» Supplied data:
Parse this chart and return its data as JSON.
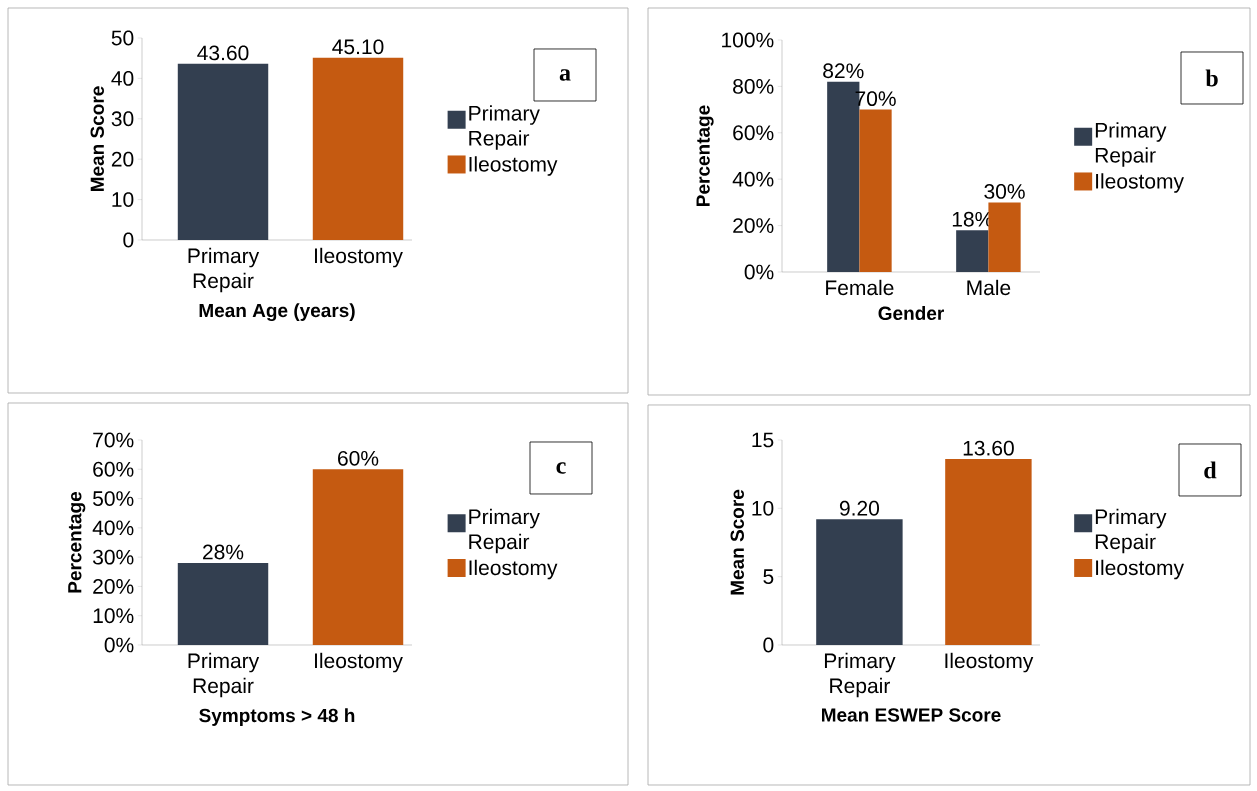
{
  "chart_data": [
    {
      "type": "bar",
      "categories": [
        "Primary Repair",
        "Ileostomy"
      ],
      "series": [
        {
          "name": "Primary Repair",
          "color": "#333f50",
          "values": [
            43.6,
            null
          ],
          "value_labels": [
            "43.60",
            null
          ]
        },
        {
          "name": "Ileostomy",
          "color": "#c55a11",
          "values": [
            null,
            45.1
          ],
          "value_labels": [
            null,
            "45.10"
          ]
        }
      ],
      "xlabel": "Mean Age (years)",
      "ylabel": "Mean Score",
      "ylim": [
        0,
        50
      ],
      "yticks": [
        0,
        10,
        20,
        30,
        40,
        50
      ],
      "legend": "right",
      "annotations": [
        "a"
      ]
    },
    {
      "type": "bar",
      "categories": [
        "Female",
        "Male"
      ],
      "series": [
        {
          "name": "Primary Repair",
          "color": "#333f50",
          "values": [
            82,
            18
          ],
          "value_labels": [
            "82%",
            "18%"
          ]
        },
        {
          "name": "Ileostomy",
          "color": "#c55a11",
          "values": [
            70,
            30
          ],
          "value_labels": [
            "70%",
            "30%"
          ]
        }
      ],
      "xlabel": "Gender",
      "ylabel": "Percentage",
      "ylim": [
        0,
        100
      ],
      "yticks": [
        {
          "value": 0,
          "label": "0%"
        },
        {
          "value": 20,
          "label": "20%"
        },
        {
          "value": 40,
          "label": "40%"
        },
        {
          "value": 60,
          "label": "60%"
        },
        {
          "value": 80,
          "label": "80%"
        },
        {
          "value": 100,
          "label": "100%"
        }
      ],
      "legend": "right",
      "annotations": [
        "b"
      ]
    },
    {
      "type": "bar",
      "categories": [
        "Primary Repair",
        "Ileostomy"
      ],
      "series": [
        {
          "name": "Primary Repair",
          "color": "#333f50",
          "values": [
            28,
            null
          ],
          "value_labels": [
            "28%",
            null
          ]
        },
        {
          "name": "Ileostomy",
          "color": "#c55a11",
          "values": [
            null,
            60
          ],
          "value_labels": [
            null,
            "60%"
          ]
        }
      ],
      "xlabel": "Symptoms > 48 h",
      "ylabel": "Percentage",
      "ylim": [
        0,
        70
      ],
      "yticks": [
        {
          "value": 0,
          "label": "0%"
        },
        {
          "value": 10,
          "label": "10%"
        },
        {
          "value": 20,
          "label": "20%"
        },
        {
          "value": 30,
          "label": "30%"
        },
        {
          "value": 40,
          "label": "40%"
        },
        {
          "value": 50,
          "label": "50%"
        },
        {
          "value": 60,
          "label": "60%"
        },
        {
          "value": 70,
          "label": "70%"
        }
      ],
      "legend": "right",
      "annotations": [
        "c"
      ]
    },
    {
      "type": "bar",
      "categories": [
        "Primary Repair",
        "Ileostomy"
      ],
      "series": [
        {
          "name": "Primary Repair",
          "color": "#333f50",
          "values": [
            9.2,
            null
          ],
          "value_labels": [
            "9.20",
            null
          ]
        },
        {
          "name": "Ileostomy",
          "color": "#c55a11",
          "values": [
            null,
            13.6
          ],
          "value_labels": [
            null,
            "13.60"
          ]
        }
      ],
      "xlabel": "Mean ESWEP Score",
      "ylabel": "Mean Score",
      "ylim": [
        0,
        15
      ],
      "yticks": [
        0,
        5,
        10,
        15
      ],
      "legend": "right",
      "annotations": [
        "d"
      ]
    }
  ]
}
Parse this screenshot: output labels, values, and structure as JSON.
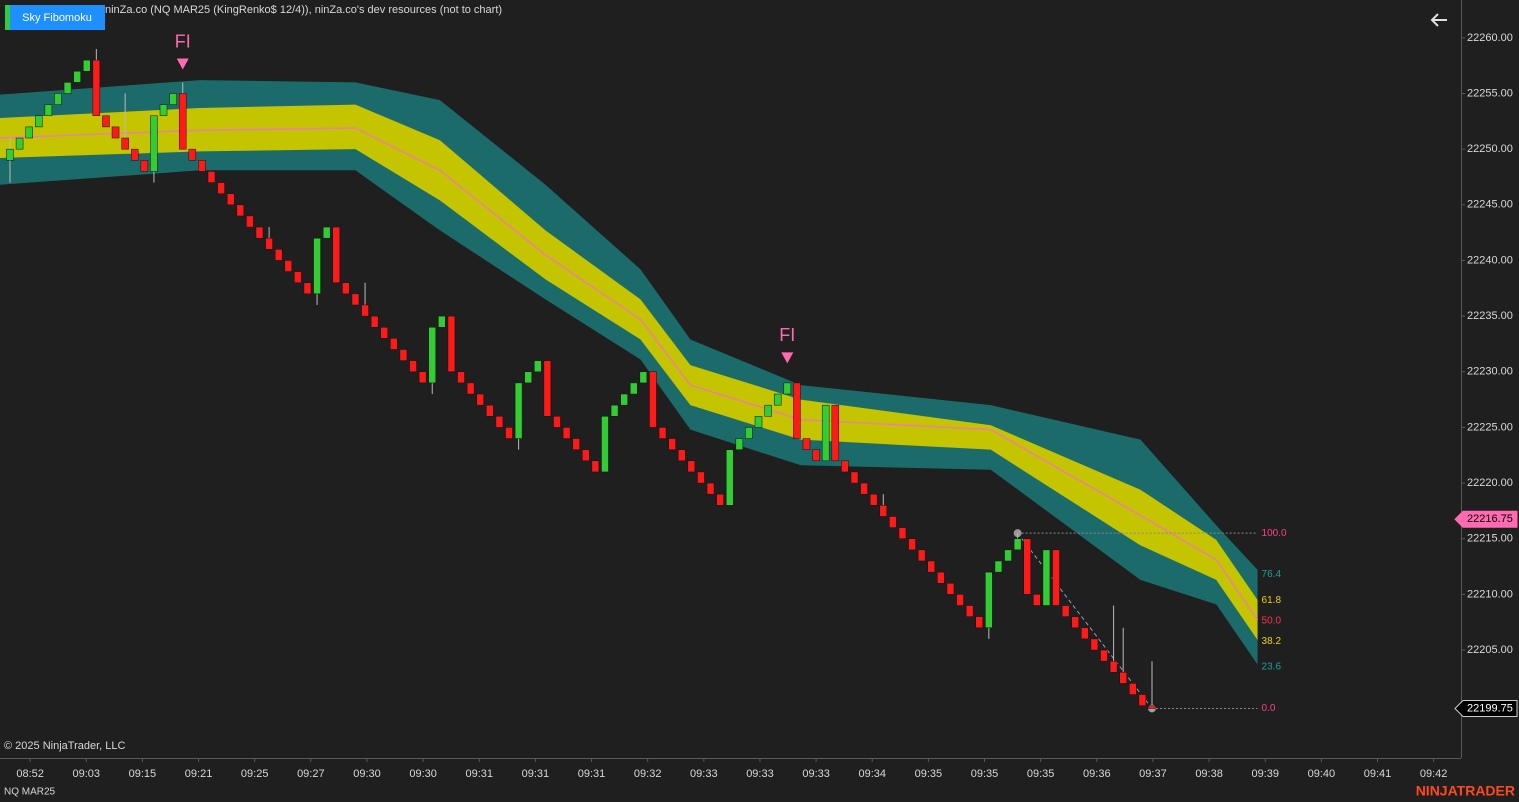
{
  "header": {
    "instrument_text": "ninZa.co (NQ MAR25 (KingRenko$ 12/4)), ninZa.co's dev resources (not to chart)",
    "button": "Sky Fibomoku"
  },
  "footer": {
    "copyright": "© 2025 NinjaTrader, LLC",
    "instrument": "NQ MAR25",
    "brand": "NINJATRADER"
  },
  "chart_data": {
    "type": "candlestick",
    "up_color": "#32cd32",
    "down_color": "#ff1a1a",
    "xlim": [
      -1.04,
      151.2
    ],
    "xticks": [
      {
        "value": 2.1,
        "label": "08:52"
      },
      {
        "value": 7.95,
        "label": "09:03"
      },
      {
        "value": 13.8,
        "label": "09:15"
      },
      {
        "value": 19.65,
        "label": "09:21"
      },
      {
        "value": 25.5,
        "label": "09:25"
      },
      {
        "value": 31.35,
        "label": "09:27"
      },
      {
        "value": 37.2,
        "label": "09:30"
      },
      {
        "value": 43.05,
        "label": "09:30"
      },
      {
        "value": 48.9,
        "label": "09:31"
      },
      {
        "value": 54.75,
        "label": "09:31"
      },
      {
        "value": 60.6,
        "label": "09:31"
      },
      {
        "value": 66.45,
        "label": "09:32"
      },
      {
        "value": 72.3,
        "label": "09:33"
      },
      {
        "value": 78.15,
        "label": "09:33"
      },
      {
        "value": 84,
        "label": "09:33"
      },
      {
        "value": 89.85,
        "label": "09:34"
      },
      {
        "value": 95.7,
        "label": "09:35"
      },
      {
        "value": 101.55,
        "label": "09:35"
      },
      {
        "value": 107.4,
        "label": "09:35"
      },
      {
        "value": 113.25,
        "label": "09:36"
      },
      {
        "value": 119.1,
        "label": "09:37"
      },
      {
        "value": 124.95,
        "label": "09:38"
      },
      {
        "value": 130.8,
        "label": "09:39"
      },
      {
        "value": 136.65,
        "label": "09:40"
      },
      {
        "value": 142.5,
        "label": "09:41"
      },
      {
        "value": 148.35,
        "label": "09:42"
      }
    ],
    "ylim": [
      22195.3,
      22263.4
    ],
    "yticks": [
      {
        "value": 22205,
        "label": "22205.00"
      },
      {
        "value": 22210,
        "label": "22210.00"
      },
      {
        "value": 22215,
        "label": "22215.00"
      },
      {
        "value": 22220,
        "label": "22220.00"
      },
      {
        "value": 22225,
        "label": "22225.00"
      },
      {
        "value": 22230,
        "label": "22230.00"
      },
      {
        "value": 22235,
        "label": "22235.00"
      },
      {
        "value": 22240,
        "label": "22240.00"
      },
      {
        "value": 22245,
        "label": "22245.00"
      },
      {
        "value": 22250,
        "label": "22250.00"
      },
      {
        "value": 22255,
        "label": "22255.00"
      },
      {
        "value": 22260,
        "label": "22260.00"
      }
    ],
    "candles": [
      [
        22249,
        22251,
        22247,
        22250
      ],
      [
        22250,
        22251,
        22250,
        22251
      ],
      [
        22251,
        22252,
        22251,
        22252
      ],
      [
        22252,
        22253,
        22252,
        22253
      ],
      [
        22253,
        22254,
        22253,
        22254
      ],
      [
        22254,
        22255,
        22254,
        22255
      ],
      [
        22255,
        22256,
        22255,
        22256
      ],
      [
        22256,
        22257,
        22256,
        22257
      ],
      [
        22257,
        22258,
        22257,
        22258
      ],
      [
        22258,
        22259,
        22253,
        22253
      ],
      [
        22253,
        22253,
        22252,
        22252
      ],
      [
        22252,
        22252,
        22251,
        22251
      ],
      [
        22251,
        22255,
        22250,
        22250
      ],
      [
        22250,
        22250,
        22249,
        22249
      ],
      [
        22249,
        22249,
        22248,
        22248
      ],
      [
        22248,
        22253,
        22247,
        22253
      ],
      [
        22253,
        22254,
        22253,
        22254
      ],
      [
        22254,
        22255,
        22254,
        22255
      ],
      [
        22255,
        22256,
        22250,
        22250
      ],
      [
        22250,
        22250,
        22249,
        22249
      ],
      [
        22249,
        22249,
        22248,
        22248
      ],
      [
        22248,
        22248,
        22247,
        22247
      ],
      [
        22247,
        22247,
        22246,
        22246
      ],
      [
        22246,
        22246,
        22245,
        22245
      ],
      [
        22245,
        22245,
        22244,
        22244
      ],
      [
        22244,
        22244,
        22243,
        22243
      ],
      [
        22243,
        22243,
        22242,
        22242
      ],
      [
        22242,
        22243,
        22241,
        22241
      ],
      [
        22241,
        22241,
        22240,
        22240
      ],
      [
        22240,
        22240,
        22239,
        22239
      ],
      [
        22239,
        22239,
        22238,
        22238
      ],
      [
        22238,
        22238,
        22237,
        22237
      ],
      [
        22237,
        22242,
        22236,
        22242
      ],
      [
        22242,
        22243,
        22242,
        22243
      ],
      [
        22243,
        22243,
        22238,
        22238
      ],
      [
        22238,
        22238,
        22237,
        22237
      ],
      [
        22237,
        22237,
        22236,
        22236
      ],
      [
        22236,
        22238,
        22235,
        22235
      ],
      [
        22235,
        22235,
        22234,
        22234
      ],
      [
        22234,
        22234,
        22233,
        22233
      ],
      [
        22233,
        22233,
        22232,
        22232
      ],
      [
        22232,
        22232,
        22231,
        22231
      ],
      [
        22231,
        22231,
        22230,
        22230
      ],
      [
        22230,
        22230,
        22229,
        22229
      ],
      [
        22229,
        22234,
        22228,
        22234
      ],
      [
        22234,
        22235,
        22234,
        22235
      ],
      [
        22235,
        22235,
        22230,
        22230
      ],
      [
        22230,
        22230,
        22229,
        22229
      ],
      [
        22229,
        22229,
        22228,
        22228
      ],
      [
        22228,
        22228,
        22227,
        22227
      ],
      [
        22227,
        22227,
        22226,
        22226
      ],
      [
        22226,
        22226,
        22225,
        22225
      ],
      [
        22225,
        22225,
        22224,
        22224
      ],
      [
        22224,
        22229,
        22223,
        22229
      ],
      [
        22229,
        22230,
        22229,
        22230
      ],
      [
        22230,
        22231,
        22230,
        22231
      ],
      [
        22231,
        22231,
        22226,
        22226
      ],
      [
        22226,
        22226,
        22225,
        22225
      ],
      [
        22225,
        22225,
        22224,
        22224
      ],
      [
        22224,
        22224,
        22223,
        22223
      ],
      [
        22223,
        22223,
        22222,
        22222
      ],
      [
        22222,
        22222,
        22221,
        22221
      ],
      [
        22221,
        22226,
        22221,
        22226
      ],
      [
        22226,
        22227,
        22226,
        22227
      ],
      [
        22227,
        22228,
        22227,
        22228
      ],
      [
        22228,
        22229,
        22228,
        22229
      ],
      [
        22229,
        22230,
        22229,
        22230
      ],
      [
        22230,
        22230,
        22225,
        22225
      ],
      [
        22225,
        22225,
        22224,
        22224
      ],
      [
        22224,
        22224,
        22223,
        22223
      ],
      [
        22223,
        22223,
        22222,
        22222
      ],
      [
        22222,
        22222,
        22221,
        22221
      ],
      [
        22221,
        22221,
        22220,
        22220
      ],
      [
        22220,
        22220,
        22219,
        22219
      ],
      [
        22219,
        22219,
        22218,
        22218
      ],
      [
        22218,
        22223,
        22218,
        22223
      ],
      [
        22223,
        22224,
        22223,
        22224
      ],
      [
        22224,
        22225,
        22224,
        22225
      ],
      [
        22225,
        22226,
        22225,
        22226
      ],
      [
        22226,
        22227,
        22226,
        22227
      ],
      [
        22227,
        22228,
        22227,
        22228
      ],
      [
        22228,
        22229,
        22228,
        22229
      ],
      [
        22229,
        22229,
        22224,
        22224
      ],
      [
        22224,
        22224,
        22223,
        22223
      ],
      [
        22223,
        22223,
        22222,
        22222
      ],
      [
        22222,
        22227,
        22222,
        22227
      ],
      [
        22227,
        22227,
        22222,
        22222
      ],
      [
        22222,
        22222,
        22221,
        22221
      ],
      [
        22221,
        22221,
        22220,
        22220
      ],
      [
        22220,
        22220,
        22219,
        22219
      ],
      [
        22219,
        22219,
        22218,
        22218
      ],
      [
        22218,
        22219,
        22217,
        22217
      ],
      [
        22217,
        22217,
        22216,
        22216
      ],
      [
        22216,
        22216,
        22215,
        22215
      ],
      [
        22215,
        22215,
        22214,
        22214
      ],
      [
        22214,
        22214,
        22213,
        22213
      ],
      [
        22213,
        22213,
        22212,
        22212
      ],
      [
        22212,
        22212,
        22211,
        22211
      ],
      [
        22211,
        22211,
        22210,
        22210
      ],
      [
        22210,
        22210,
        22209,
        22209
      ],
      [
        22209,
        22209,
        22208,
        22208
      ],
      [
        22208,
        22208,
        22207,
        22207
      ],
      [
        22207,
        22212,
        22206,
        22212
      ],
      [
        22212,
        22213,
        22212,
        22213
      ],
      [
        22213,
        22214,
        22213,
        22214
      ],
      [
        22214,
        22215.5,
        22214,
        22215
      ],
      [
        22215,
        22215,
        22210,
        22210
      ],
      [
        22210,
        22210,
        22209,
        22209
      ],
      [
        22209,
        22214,
        22209,
        22214
      ],
      [
        22214,
        22214,
        22209,
        22209
      ],
      [
        22209,
        22209,
        22208,
        22208
      ],
      [
        22208,
        22208,
        22207,
        22207
      ],
      [
        22207,
        22207,
        22206,
        22206
      ],
      [
        22206,
        22206,
        22205,
        22205
      ],
      [
        22205,
        22205,
        22204,
        22204
      ],
      [
        22204,
        22209,
        22203,
        22203
      ],
      [
        22203,
        22207,
        22202,
        22202
      ],
      [
        22202,
        22202,
        22201,
        22201
      ],
      [
        22201,
        22201,
        22200,
        22200
      ],
      [
        22200,
        22204,
        22199.5,
        22199.75
      ]
    ],
    "bands": {
      "x": [
        -1.04,
        19.8,
        36,
        44.8,
        55.8,
        65.7,
        70.9,
        82.4,
        102.2,
        117.8,
        125.7,
        130
      ],
      "upper_outer": [
        22254.9,
        22256.2,
        22256,
        22254.4,
        22246.8,
        22239.2,
        22232.9,
        22228.8,
        22227,
        22223.9,
        22216.2,
        22212.2
      ],
      "upper_inner": [
        22252.8,
        22253.7,
        22254,
        22250.8,
        22242.7,
        22236.5,
        22230.6,
        22227.5,
        22225.2,
        22219.4,
        22214.9,
        22209.5
      ],
      "mid": [
        22251,
        22251.7,
        22251.9,
        22248.1,
        22240.5,
        22234.7,
        22228.8,
        22225.7,
        22224.8,
        22217.1,
        22213.1,
        22207.7
      ],
      "lower_inner": [
        22249.2,
        22249.8,
        22250,
        22245.4,
        22238.3,
        22232.9,
        22227,
        22223.9,
        22223,
        22214.4,
        22211.3,
        22205.9
      ],
      "lower_outer": [
        22246.8,
        22248.1,
        22248.1,
        22242.7,
        22236.5,
        22231.1,
        22224.8,
        22221.6,
        22221.2,
        22211.3,
        22209.1,
        22203.7
      ],
      "outer_color": "#1c6b6b",
      "inner_color": "#c4c400",
      "mid_color": "#ee7fa8"
    },
    "signals": [
      {
        "index": 18,
        "price": 22257.6,
        "label": "FI"
      },
      {
        "index": 81,
        "price": 22231.2,
        "label": "FI"
      }
    ],
    "fib": {
      "from": 105,
      "to": 119,
      "high": 22215.5,
      "low": 22199.75,
      "levels": [
        {
          "value": 100,
          "label": "100.0",
          "color": "#ff3d8a"
        },
        {
          "value": 76.4,
          "label": "76.4",
          "color": "#1aa0a0"
        },
        {
          "value": 61.8,
          "label": "61.8",
          "color": "#f0d000"
        },
        {
          "value": 50,
          "label": "50.0",
          "color": "#ff3050"
        },
        {
          "value": 38.2,
          "label": "38.2",
          "color": "#f0d000"
        },
        {
          "value": 23.6,
          "label": "23.6",
          "color": "#1aa0a0"
        },
        {
          "value": 0,
          "label": "0.0",
          "color": "#ff3d8a"
        }
      ]
    },
    "price_labels": [
      {
        "value": 22216.75,
        "color": "#ff6ab0"
      },
      {
        "value": 22199.75,
        "color": "#000000"
      }
    ]
  }
}
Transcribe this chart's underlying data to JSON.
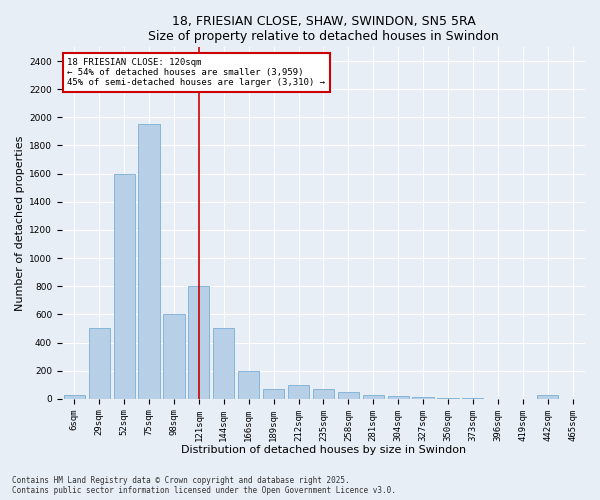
{
  "title1": "18, FRIESIAN CLOSE, SHAW, SWINDON, SN5 5RA",
  "title2": "Size of property relative to detached houses in Swindon",
  "xlabel": "Distribution of detached houses by size in Swindon",
  "ylabel": "Number of detached properties",
  "categories": [
    "6sqm",
    "29sqm",
    "52sqm",
    "75sqm",
    "98sqm",
    "121sqm",
    "144sqm",
    "166sqm",
    "189sqm",
    "212sqm",
    "235sqm",
    "258sqm",
    "281sqm",
    "304sqm",
    "327sqm",
    "350sqm",
    "373sqm",
    "396sqm",
    "419sqm",
    "442sqm",
    "465sqm"
  ],
  "values": [
    30,
    500,
    1600,
    1950,
    600,
    800,
    500,
    200,
    70,
    100,
    70,
    50,
    30,
    20,
    10,
    5,
    5,
    2,
    0,
    30,
    2
  ],
  "bar_color": "#b8cfe8",
  "bar_edge_color": "#7aafd4",
  "red_line_x": 5,
  "ylim": [
    0,
    2500
  ],
  "yticks": [
    0,
    200,
    400,
    600,
    800,
    1000,
    1200,
    1400,
    1600,
    1800,
    2000,
    2200,
    2400
  ],
  "annotation_text": "18 FRIESIAN CLOSE: 120sqm\n← 54% of detached houses are smaller (3,959)\n45% of semi-detached houses are larger (3,310) →",
  "annotation_box_color": "#ffffff",
  "annotation_box_edge": "#cc0000",
  "footnote": "Contains HM Land Registry data © Crown copyright and database right 2025.\nContains public sector information licensed under the Open Government Licence v3.0.",
  "bg_color": "#e8eef6",
  "plot_bg_color": "#e8eef6",
  "grid_color": "#ffffff",
  "title_fontsize": 9,
  "tick_fontsize": 6.5,
  "label_fontsize": 8,
  "annot_fontsize": 6.5,
  "footnote_fontsize": 5.5
}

» Instructions to follow:
Select, from the listing, all lines that include the word "copyright".

» Written response:
    "copyright": "© 2025 NinjaTrader, LLC",
  "footnote": "Contains HM Land Registry data © Crown copyright and database right 2025.\nContains public sector information licensed under the Open Government Licence v3.0.",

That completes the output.